──────── Document section

2

I've received an email to my gmail account from FCMB, a bank in Nigeria (flashing warning lights already). It's not addressed to me (i.e., the email starts off "Dear Daniel," [not my name]). But the email address is mine.

When I look at the headers in Google, it really does look to me like Google received it directly from FCMB.com. Here's the relevant bit (I think):

ARC-Authentication-Results: i=1; mx.google.com;
   spf=pass (google.com: domain of ebusiness@fcmb.com designates 41.223.147.112 as permitted sender) smtp.mailfrom=ebusiness@fcmb.com;
   dmarc=pass (p=REJECT sp=REJECT dis=NONE) header.from=fcmb.com
Return-Path: <ebusiness@fcmb.com>
Received: from lin-smtp.fcmb.com (lin-smtp.fcmb.com. [41.223.147.112])
    by mx.google.com with SMTP id n5si1099097wmi.93.2019.09.04.11.31.49
    for <XXX@gmail.com>;
    Wed, 04 Sep 2019 11:31:50 -0700 (PDT)
Received-SPF: pass (google.com: domain of ebusiness@fcmb.com designates 41.223.147.112 as permitted sender) client-ip=41.223.147.112;
Authentication-Results: mx.google.com;
   spf=pass (google.com: domain of ebusiness@fcmb.com designates 41.223.147.112 as permitted sender) smtp.mailfrom=ebusiness@fcmb.com;
   dmarc=pass (p=REJECT sp=REJECT dis=NONE) header.from=fcmb.com
Message-ID: <5d700316.1c69fb81.8dceb.fbc9SMTPIN_ADDED_MISSING@mx.google.com>
Received: from INTRANET (unknown [172.27.15.3]) 
   by lin-smtp.fcmb.com (Postfix) 
   with ESMTP id 69410875FC 
   for <XXX@GMAIL.COM>;
   Wed, 4 Sep 2019 19:43:36 +0100 (WAT)
MIME-Version: 1.0
From: FCMB <ebusiness@fcmb.com>

How can I tell if this really being sent to me legitimately? Is this being faked in a way that I am missing things? In which case I want to better understand it since if not for all the red flags, I would have concluded that this email is legitimate.

P.S. This is the third email I've received in the last 2 months from FMCB that is addressed to "Daniel".

schroeder
  • 123,438
  • 55
  • 284
  • 319
Joel
  • 123
  • 4
  • Re: "Daniel". I get tons of emails destined for other people because they used my email address by mistake when they signed up. The misaddressed part is not enough to determine legitimacy. – schroeder Sep 05 '19 at 08:50
  • Do you have an account with that bank? If not, I don't see any reason to look into that. Usually, business is not conducted between (new) customers and banks (ofc that depends on your location as well...) - so I guess the best case is, that it's spam. – mhr Sep 05 '19 at 08:52
  • 2
    I'm editing this question to focus on "how" to determine if the headers are legitimate. We can't be a site that combs through random email headers. – schroeder Sep 05 '19 at 08:53

3 Answers3

3

To be honest this looks fine. It would be helpful to see the mail itself.

────────────────
──────── Record excerpts

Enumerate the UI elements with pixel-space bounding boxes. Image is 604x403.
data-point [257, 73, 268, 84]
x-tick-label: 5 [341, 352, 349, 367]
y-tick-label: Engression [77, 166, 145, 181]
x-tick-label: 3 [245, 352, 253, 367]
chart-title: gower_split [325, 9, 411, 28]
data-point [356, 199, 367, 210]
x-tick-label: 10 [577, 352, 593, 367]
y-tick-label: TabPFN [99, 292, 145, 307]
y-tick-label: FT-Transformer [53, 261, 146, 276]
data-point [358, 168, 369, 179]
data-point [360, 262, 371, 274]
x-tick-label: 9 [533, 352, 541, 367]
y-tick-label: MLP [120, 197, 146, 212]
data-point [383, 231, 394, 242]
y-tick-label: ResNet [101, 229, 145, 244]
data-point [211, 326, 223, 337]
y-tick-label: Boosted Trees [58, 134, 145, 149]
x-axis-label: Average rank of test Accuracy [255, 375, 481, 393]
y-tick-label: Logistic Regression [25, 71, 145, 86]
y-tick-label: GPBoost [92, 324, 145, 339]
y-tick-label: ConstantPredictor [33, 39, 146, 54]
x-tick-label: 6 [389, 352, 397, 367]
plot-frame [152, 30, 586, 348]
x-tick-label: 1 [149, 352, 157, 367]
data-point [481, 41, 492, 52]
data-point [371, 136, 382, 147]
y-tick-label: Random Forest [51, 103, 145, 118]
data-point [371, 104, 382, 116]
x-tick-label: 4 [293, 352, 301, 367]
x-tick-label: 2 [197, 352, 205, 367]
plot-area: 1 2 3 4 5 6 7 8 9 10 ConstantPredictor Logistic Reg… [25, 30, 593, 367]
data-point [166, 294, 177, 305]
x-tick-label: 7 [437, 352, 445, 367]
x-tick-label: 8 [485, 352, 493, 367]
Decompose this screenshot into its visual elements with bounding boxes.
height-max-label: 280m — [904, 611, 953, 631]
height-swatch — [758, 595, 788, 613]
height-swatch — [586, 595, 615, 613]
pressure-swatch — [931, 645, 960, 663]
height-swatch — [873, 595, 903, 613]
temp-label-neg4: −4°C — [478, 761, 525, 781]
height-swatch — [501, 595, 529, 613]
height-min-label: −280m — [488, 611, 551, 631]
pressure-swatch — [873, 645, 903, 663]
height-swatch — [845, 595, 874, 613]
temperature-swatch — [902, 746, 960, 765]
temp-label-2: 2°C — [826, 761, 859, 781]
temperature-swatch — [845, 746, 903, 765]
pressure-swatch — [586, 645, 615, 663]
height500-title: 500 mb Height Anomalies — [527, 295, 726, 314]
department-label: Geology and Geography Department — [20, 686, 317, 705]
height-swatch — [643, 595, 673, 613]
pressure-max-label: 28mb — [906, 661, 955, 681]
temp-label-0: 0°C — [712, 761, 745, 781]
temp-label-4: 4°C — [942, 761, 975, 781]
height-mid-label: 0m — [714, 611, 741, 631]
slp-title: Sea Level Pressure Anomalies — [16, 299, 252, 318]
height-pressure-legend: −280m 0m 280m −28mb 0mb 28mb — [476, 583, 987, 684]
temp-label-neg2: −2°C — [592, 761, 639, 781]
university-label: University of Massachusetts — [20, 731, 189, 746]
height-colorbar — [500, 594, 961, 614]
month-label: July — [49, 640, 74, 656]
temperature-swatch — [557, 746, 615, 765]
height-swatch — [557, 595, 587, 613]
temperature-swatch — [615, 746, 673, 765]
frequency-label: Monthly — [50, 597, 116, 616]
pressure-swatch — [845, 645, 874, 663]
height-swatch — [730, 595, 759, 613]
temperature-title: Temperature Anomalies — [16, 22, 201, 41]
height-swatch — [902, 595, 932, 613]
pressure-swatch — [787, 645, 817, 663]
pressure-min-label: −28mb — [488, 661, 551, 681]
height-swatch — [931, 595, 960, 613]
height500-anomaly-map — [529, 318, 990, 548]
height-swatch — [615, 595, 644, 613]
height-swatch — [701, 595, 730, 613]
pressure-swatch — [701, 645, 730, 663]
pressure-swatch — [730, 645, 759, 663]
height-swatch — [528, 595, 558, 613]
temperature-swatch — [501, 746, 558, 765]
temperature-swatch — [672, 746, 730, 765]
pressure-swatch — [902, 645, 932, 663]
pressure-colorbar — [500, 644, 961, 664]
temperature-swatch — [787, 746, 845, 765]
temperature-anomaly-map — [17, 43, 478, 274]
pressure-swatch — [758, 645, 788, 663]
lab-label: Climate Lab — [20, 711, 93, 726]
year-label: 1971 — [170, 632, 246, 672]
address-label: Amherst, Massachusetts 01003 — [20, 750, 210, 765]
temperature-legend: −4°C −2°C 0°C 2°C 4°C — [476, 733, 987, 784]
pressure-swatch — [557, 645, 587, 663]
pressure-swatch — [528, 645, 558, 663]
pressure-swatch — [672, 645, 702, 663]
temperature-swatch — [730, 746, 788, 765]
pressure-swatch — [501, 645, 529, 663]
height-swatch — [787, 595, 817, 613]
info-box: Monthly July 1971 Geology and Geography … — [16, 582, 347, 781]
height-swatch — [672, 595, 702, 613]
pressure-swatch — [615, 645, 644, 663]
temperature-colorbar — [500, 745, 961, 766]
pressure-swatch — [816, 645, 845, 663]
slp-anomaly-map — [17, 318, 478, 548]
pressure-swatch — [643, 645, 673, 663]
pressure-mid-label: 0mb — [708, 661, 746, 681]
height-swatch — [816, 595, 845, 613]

────────────────

### Task objective
Answer these questions about the forum thread above, using what it states:
(a) What client IP address appears in the Received-SPF line?
(b) According to the P.S., how many emails addressed to "Daniel" has the poster received in the last 2 months, counting this one?
(c) In schroeder's comment about editing the question, what does he say the question will now focus on?

### Written solution
(a) 41.223.147.112
(b) Three
(c) How to determine whether the headers are legitimate